* STORED RECORDS

━━━━━━━━━━

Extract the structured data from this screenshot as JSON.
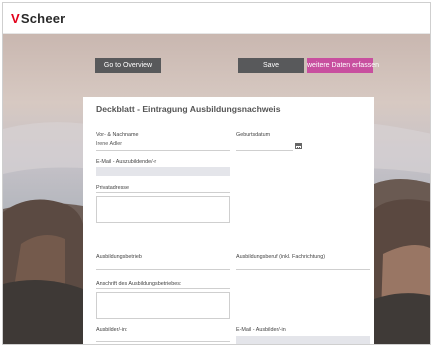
{
  "brand": {
    "mark": "V",
    "name": "Scheer"
  },
  "toolbar": {
    "overview_label": "Go to Overview",
    "save_label": "Save",
    "more_label": "weitere Daten erfassen"
  },
  "form": {
    "title": "Deckblatt - Eintragung Ausbildungsnachweis",
    "name_label": "Vor- & Nachname",
    "name_value": "Irene Adler",
    "birth_label": "Geburtsdatum",
    "email_label": "E-Mail - Auszubildende/-r",
    "address_label": "Privatadresse",
    "company_label": "Ausbildungsbetrieb",
    "profession_label": "Ausbildungsberuf (inkl. Fachrichtung)",
    "company_address_label": "Anschrift des Ausbildungsbetriebes:",
    "trainer_label": "Ausbilder/-in:",
    "trainer_email_label": "E-Mail - Ausbilder/-in"
  },
  "colors": {
    "accent": "#c84f9f",
    "dark_button": "#58595b",
    "field_bg": "#e4e5ea",
    "brand_red": "#e2001a"
  }
}
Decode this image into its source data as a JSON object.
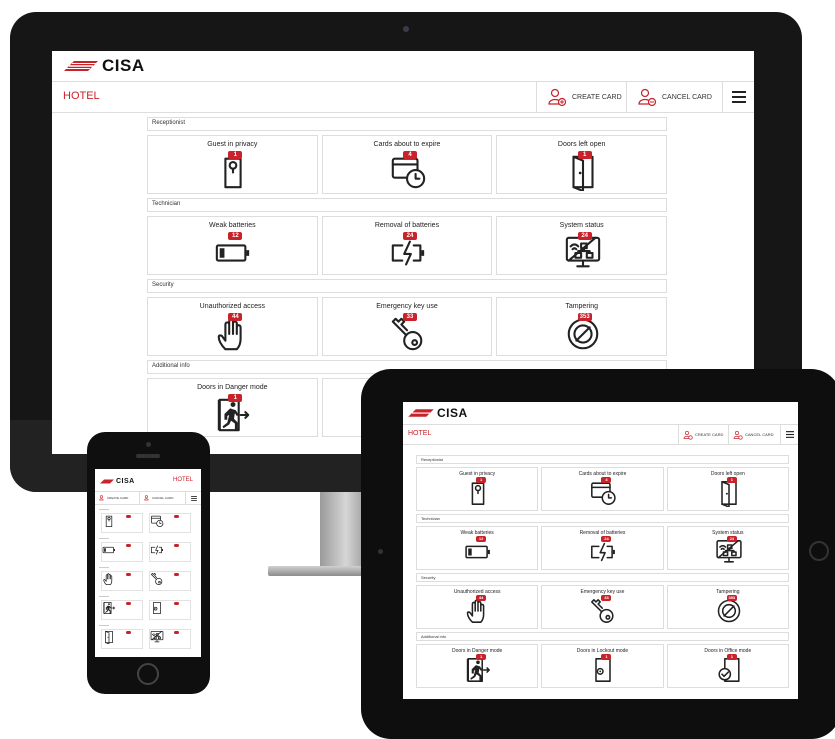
{
  "brand": {
    "logo_text": "CISA",
    "accent": "#c8222b"
  },
  "app": {
    "section_title": "HOTEL"
  },
  "toolbar": {
    "create_card": "CREATE CARD",
    "cancel_card": "CANCEL CARD"
  },
  "sections": [
    {
      "title": "Receptionist",
      "tiles": [
        {
          "label": "Guest in privacy",
          "badge": "1",
          "icon": "door-hanger-icon"
        },
        {
          "label": "Cards about to expire",
          "badge": "4",
          "icon": "card-clock-icon"
        },
        {
          "label": "Doors left open",
          "badge": "1",
          "icon": "open-door-icon"
        }
      ]
    },
    {
      "title": "Technician",
      "tiles": [
        {
          "label": "Weak batteries",
          "badge": "12",
          "icon": "low-battery-icon"
        },
        {
          "label": "Removal of batteries",
          "badge": "24",
          "icon": "battery-removal-icon"
        },
        {
          "label": "System status",
          "badge": "24",
          "icon": "system-status-icon"
        }
      ]
    },
    {
      "title": "Security",
      "tiles": [
        {
          "label": "Unauthorized access",
          "badge": "44",
          "icon": "hand-stop-icon"
        },
        {
          "label": "Emergency key use",
          "badge": "33",
          "icon": "key-icon"
        },
        {
          "label": "Tampering",
          "badge": "353",
          "icon": "prohibited-icon"
        }
      ]
    },
    {
      "title": "Additional info",
      "tiles": [
        {
          "label": "Doors in Danger mode",
          "badge": "1",
          "icon": "emergency-exit-icon"
        },
        {
          "label": "Doors in Lockout mode",
          "badge": "1",
          "icon": "lockout-door-icon"
        },
        {
          "label": "Doors in Office mode",
          "badge": "1",
          "icon": "office-door-icon"
        }
      ]
    }
  ]
}
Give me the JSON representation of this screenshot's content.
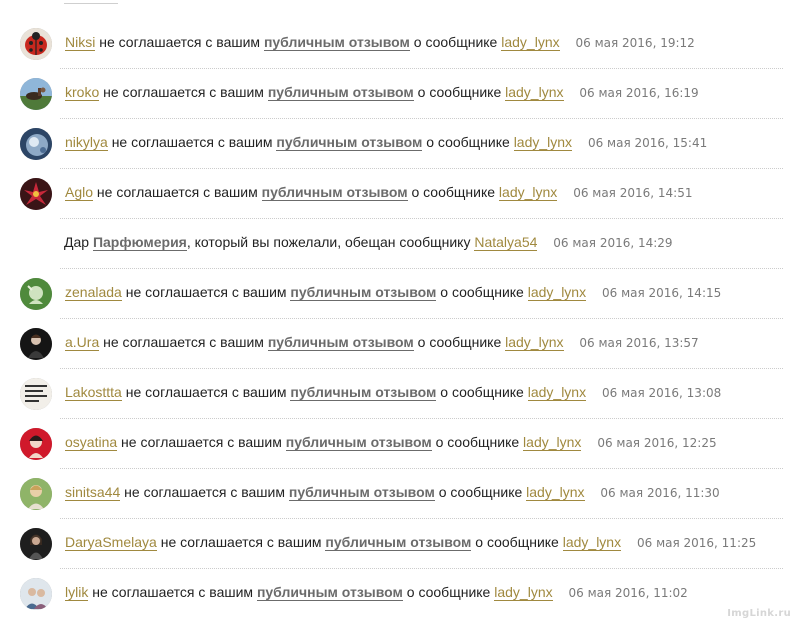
{
  "watermark": "ImgLink.ru",
  "colors": {
    "user_link": "#a0893f",
    "review_link": "#6b6b6b",
    "timestamp": "#7a7a7a"
  },
  "phrases": {
    "disagrees": "не соглашается с вашим",
    "review": "публичным отзывом",
    "about": "о сообщнике"
  },
  "notifications": [
    {
      "user": "Niksi",
      "target": "lady_lynx",
      "time": "06 мая 2016, 19:12"
    },
    {
      "user": "kroko",
      "target": "lady_lynx",
      "time": "06 мая 2016, 16:19"
    },
    {
      "user": "nikylya",
      "target": "lady_lynx",
      "time": "06 мая 2016, 15:41"
    },
    {
      "user": "Aglo",
      "target": "lady_lynx",
      "time": "06 мая 2016, 14:51"
    },
    {
      "user": "zenalada",
      "target": "lady_lynx",
      "time": "06 мая 2016, 14:15"
    },
    {
      "user": "a.Ura",
      "target": "lady_lynx",
      "time": "06 мая 2016, 13:57"
    },
    {
      "user": "Lakosttta",
      "target": "lady_lynx",
      "time": "06 мая 2016, 13:08"
    },
    {
      "user": "osyatina",
      "target": "lady_lynx",
      "time": "06 мая 2016, 12:25"
    },
    {
      "user": "sinitsa44",
      "target": "lady_lynx",
      "time": "06 мая 2016, 11:30"
    },
    {
      "user": "DaryaSmelaya",
      "target": "lady_lynx",
      "time": "06 мая 2016, 11:25"
    },
    {
      "user": "lylik",
      "target": "lady_lynx",
      "time": "06 мая 2016, 11:02"
    }
  ],
  "gift": {
    "prefix": "Дар",
    "name": "Парфюмерия",
    "middle": ", который вы пожелали, обещан сообщнику",
    "recipient": "Natalya54",
    "time": "06 мая 2016, 14:29"
  }
}
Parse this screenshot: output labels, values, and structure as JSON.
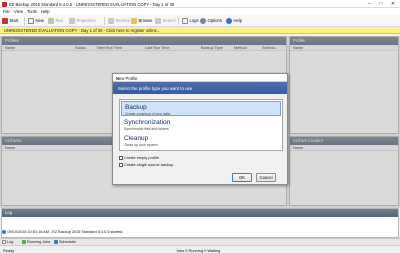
{
  "window": {
    "title": "EZ Backup 2015 Standard 8.4.0.5 - UNREGISTERED EVALUATION COPY - Day 1 of 30",
    "minimize": "–",
    "maximize": "□",
    "close": "✕"
  },
  "menu": [
    "File",
    "View",
    "Tools",
    "Help"
  ],
  "toolbar": {
    "start": "Start",
    "new": "New",
    "run": "Run",
    "properties": "Properties",
    "restore": "Restore",
    "browse": "Browse",
    "search": "Search",
    "logs": "Logs",
    "options": "Options",
    "help": "Help"
  },
  "banner": "UNREGISTERED EVALUATION COPY - Day 1 of 30 - Click here to register online...",
  "profiles": {
    "header": "Profiles",
    "columns": [
      "Name",
      "Status",
      "Next Run Time",
      "Last Run Time",
      "Backup Type",
      "Method",
      "Schedu..."
    ]
  },
  "right_profile": {
    "header": "Profile",
    "column": "Name"
  },
  "archives": {
    "header": "Archives",
    "column": "Name"
  },
  "archive_content": {
    "header": "Archive Content",
    "column": "Name"
  },
  "log": {
    "header": "Log",
    "entry": "09/10/2016 10:51:16 AM - EZ Backup 2015 Standard 8.4.0.5 started."
  },
  "bottom_tabs": [
    "Log",
    "Running Jobs",
    "Scheduler"
  ],
  "status": {
    "left": "Ready",
    "jobs": "Jobs 0 Running 0 Waiting"
  },
  "dialog": {
    "title": "New Profile",
    "close": "✕",
    "instruction": "Select the profile type you want to use",
    "types": [
      {
        "name": "Backup",
        "desc": "Create a backup of your data"
      },
      {
        "name": "Synchronization",
        "desc": "Synchronize files and folders"
      },
      {
        "name": "Cleanup",
        "desc": "Clean up your system"
      }
    ],
    "empty_profile": "Create empty profile",
    "single_source": "Create single source backup",
    "ok": "OK",
    "cancel": "Cancel"
  },
  "colors": {
    "panel_header": "#5f6f84",
    "banner": "#fff27a",
    "dialog_header": "#3f619f",
    "selected": "#cfe3fb"
  }
}
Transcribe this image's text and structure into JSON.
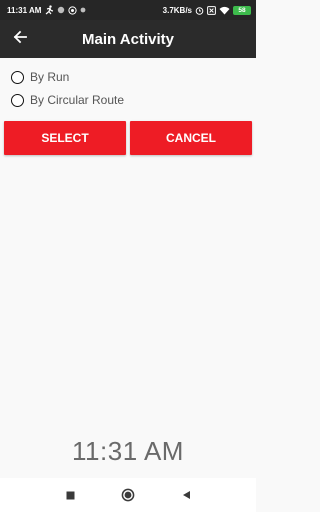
{
  "status_bar": {
    "time": "11:31 AM",
    "network_speed": "3.7KB/s",
    "battery_level": "58",
    "icons_left": [
      "running-icon",
      "dot-icon",
      "location-icon",
      "dot-icon"
    ],
    "icons_right": [
      "alarm-icon",
      "close-box-icon",
      "wifi-icon",
      "battery-icon"
    ]
  },
  "app_bar": {
    "title": "Main Activity",
    "back_icon": "arrow-left-icon"
  },
  "options": [
    {
      "label": "By Run",
      "selected": false
    },
    {
      "label": "By Circular Route",
      "selected": false
    }
  ],
  "buttons": {
    "select": "SELECT",
    "cancel": "CANCEL"
  },
  "clock_text": "11:31 AM",
  "colors": {
    "accent": "#ee1c25",
    "app_bar": "#2b2b2b",
    "status_bar": "#262626",
    "background": "#f9f9f9",
    "battery": "#3dbb4c"
  },
  "nav_bar": {
    "icons": [
      "recent-apps-icon",
      "home-icon",
      "back-triangle-icon"
    ]
  }
}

━━━━━━━━━━

* TASK DIRECTIONS
Your task is to retype all the entries exactly and leave out any pictures.

* TASK RESPONSE
Extract the structured data from this screenshot as JSON.
{
  "brand": {
    "mark": "V",
    "name": "Scheer"
  },
  "toolbar": {
    "overview_label": "Go to Overview",
    "save_label": "Save",
    "more_label": "weitere Daten erfassen"
  },
  "form": {
    "title": "Deckblatt - Eintragung Ausbildungsnachweis",
    "name_label": "Vor- & Nachname",
    "name_value": "Irene Adler",
    "birth_label": "Geburtsdatum",
    "email_label": "E-Mail - Auszubildende/-r",
    "address_label": "Privatadresse",
    "company_label": "Ausbildungsbetrieb",
    "profession_label": "Ausbildungsberuf (inkl. Fachrichtung)",
    "company_address_label": "Anschrift des Ausbildungsbetriebes:",
    "trainer_label": "Ausbilder/-in:",
    "trainer_email_label": "E-Mail - Ausbilder/-in"
  },
  "colors": {
    "accent": "#c84f9f",
    "dark_button": "#58595b",
    "field_bg": "#e4e5ea",
    "brand_red": "#e2001a"
  }
}
Decode this image into its source data as a JSON object.
{
  "brand": {
    "logo_text": "CISA",
    "accent": "#c8222b"
  },
  "app": {
    "section_title": "HOTEL"
  },
  "toolbar": {
    "create_card": "CREATE CARD",
    "cancel_card": "CANCEL CARD"
  },
  "sections": [
    {
      "title": "Receptionist",
      "tiles": [
        {
          "label": "Guest in privacy",
          "badge": "1",
          "icon": "door-hanger-icon"
        },
        {
          "label": "Cards about to expire",
          "badge": "4",
          "icon": "card-clock-icon"
        },
        {
          "label": "Doors left open",
          "badge": "1",
          "icon": "open-door-icon"
        }
      ]
    },
    {
      "title": "Technician",
      "tiles": [
        {
          "label": "Weak batteries",
          "badge": "12",
          "icon": "low-battery-icon"
        },
        {
          "label": "Removal of batteries",
          "badge": "24",
          "icon": "battery-removal-icon"
        },
        {
          "label": "System status",
          "badge": "24",
          "icon": "system-status-icon"
        }
      ]
    },
    {
      "title": "Security",
      "tiles": [
        {
          "label": "Unauthorized access",
          "badge": "44",
          "icon": "hand-stop-icon"
        },
        {
          "label": "Emergency key use",
          "badge": "33",
          "icon": "key-icon"
        },
        {
          "label": "Tampering",
          "badge": "353",
          "icon": "prohibited-icon"
        }
      ]
    },
    {
      "title": "Additional info",
      "tiles": [
        {
          "label": "Doors in Danger mode",
          "badge": "1",
          "icon": "emergency-exit-icon"
        },
        {
          "label": "Doors in Lockout mode",
          "badge": "1",
          "icon": "lockout-door-icon"
        },
        {
          "label": "Doors in Office mode",
          "badge": "1",
          "icon": "office-door-icon"
        }
      ]
    }
  ]
}
Give me the JSON representation of this screenshot's content.
{
  "watermark": "ImgLink.ru",
  "colors": {
    "user_link": "#a0893f",
    "review_link": "#6b6b6b",
    "timestamp": "#7a7a7a"
  },
  "phrases": {
    "disagrees": "не соглашается с вашим",
    "review": "публичным отзывом",
    "about": "о сообщнике"
  },
  "notifications": [
    {
      "user": "Niksi",
      "target": "lady_lynx",
      "time": "06 мая 2016, 19:12"
    },
    {
      "user": "kroko",
      "target": "lady_lynx",
      "time": "06 мая 2016, 16:19"
    },
    {
      "user": "nikylya",
      "target": "lady_lynx",
      "time": "06 мая 2016, 15:41"
    },
    {
      "user": "Aglo",
      "target": "lady_lynx",
      "time": "06 мая 2016, 14:51"
    },
    {
      "user": "zenalada",
      "target": "lady_lynx",
      "time": "06 мая 2016, 14:15"
    },
    {
      "user": "a.Ura",
      "target": "lady_lynx",
      "time": "06 мая 2016, 13:57"
    },
    {
      "user": "Lakosttta",
      "target": "lady_lynx",
      "time": "06 мая 2016, 13:08"
    },
    {
      "user": "osyatina",
      "target": "lady_lynx",
      "time": "06 мая 2016, 12:25"
    },
    {
      "user": "sinitsa44",
      "target": "lady_lynx",
      "time": "06 мая 2016, 11:30"
    },
    {
      "user": "DaryaSmelaya",
      "target": "lady_lynx",
      "time": "06 мая 2016, 11:25"
    },
    {
      "user": "lylik",
      "target": "lady_lynx",
      "time": "06 мая 2016, 11:02"
    }
  ],
  "gift": {
    "prefix": "Дар",
    "name": "Парфюмерия",
    "middle": ", который вы пожелали, обещан сообщнику",
    "recipient": "Natalya54",
    "time": "06 мая 2016, 14:29"
  }
}
Parse this screenshot: output labels, values, and structure as JSON.
{
  "window": {
    "title": "EZ Backup 2015 Standard 8.4.0.5 - UNREGISTERED EVALUATION COPY - Day 1 of 30",
    "minimize": "–",
    "maximize": "□",
    "close": "✕"
  },
  "menu": [
    "File",
    "View",
    "Tools",
    "Help"
  ],
  "toolbar": {
    "start": "Start",
    "new": "New",
    "run": "Run",
    "properties": "Properties",
    "restore": "Restore",
    "browse": "Browse",
    "search": "Search",
    "logs": "Logs",
    "options": "Options",
    "help": "Help"
  },
  "banner": "UNREGISTERED EVALUATION COPY - Day 1 of 30 - Click here to register online...",
  "profiles": {
    "header": "Profiles",
    "columns": [
      "Name",
      "Status",
      "Next Run Time",
      "Last Run Time",
      "Backup Type",
      "Method",
      "Schedu..."
    ]
  },
  "right_profile": {
    "header": "Profile",
    "column": "Name"
  },
  "archives": {
    "header": "Archives",
    "column": "Name"
  },
  "archive_content": {
    "header": "Archive Content",
    "column": "Name"
  },
  "log": {
    "header": "Log",
    "entry": "09/10/2016 10:51:16 AM - EZ Backup 2015 Standard 8.4.0.5 started."
  },
  "bottom_tabs": [
    "Log",
    "Running Jobs",
    "Scheduler"
  ],
  "status": {
    "left": "Ready",
    "jobs": "Jobs 0 Running 0 Waiting"
  },
  "dialog": {
    "title": "New Profile",
    "close": "✕",
    "instruction": "Select the profile type you want to use",
    "types": [
      {
        "name": "Backup",
        "desc": "Create a backup of your data"
      },
      {
        "name": "Synchronization",
        "desc": "Synchronize files and folders"
      },
      {
        "name": "Cleanup",
        "desc": "Clean up your system"
      }
    ],
    "empty_profile": "Create empty profile",
    "single_source": "Create single source backup",
    "ok": "OK",
    "cancel": "Cancel"
  },
  "colors": {
    "panel_header": "#5f6f84",
    "banner": "#fff27a",
    "dialog_header": "#3f619f",
    "selected": "#cfe3fb"
  }
}
Transcribe this image's text and structure into JSON.
{
  "status_bar": {
    "time": "11:31 AM",
    "network_speed": "3.7KB/s",
    "battery_level": "58",
    "icons_left": [
      "running-icon",
      "dot-icon",
      "location-icon",
      "dot-icon"
    ],
    "icons_right": [
      "alarm-icon",
      "close-box-icon",
      "wifi-icon",
      "battery-icon"
    ]
  },
  "app_bar": {
    "title": "Main Activity",
    "back_icon": "arrow-left-icon"
  },
  "options": [
    {
      "label": "By Run",
      "selected": false
    },
    {
      "label": "By Circular Route",
      "selected": false
    }
  ],
  "buttons": {
    "select": "SELECT",
    "cancel": "CANCEL"
  },
  "clock_text": "11:31 AM",
  "colors": {
    "accent": "#ee1c25",
    "app_bar": "#2b2b2b",
    "status_bar": "#262626",
    "background": "#f9f9f9",
    "battery": "#3dbb4c"
  },
  "nav_bar": {
    "icons": [
      "recent-apps-icon",
      "home-icon",
      "back-triangle-icon"
    ]
  }
}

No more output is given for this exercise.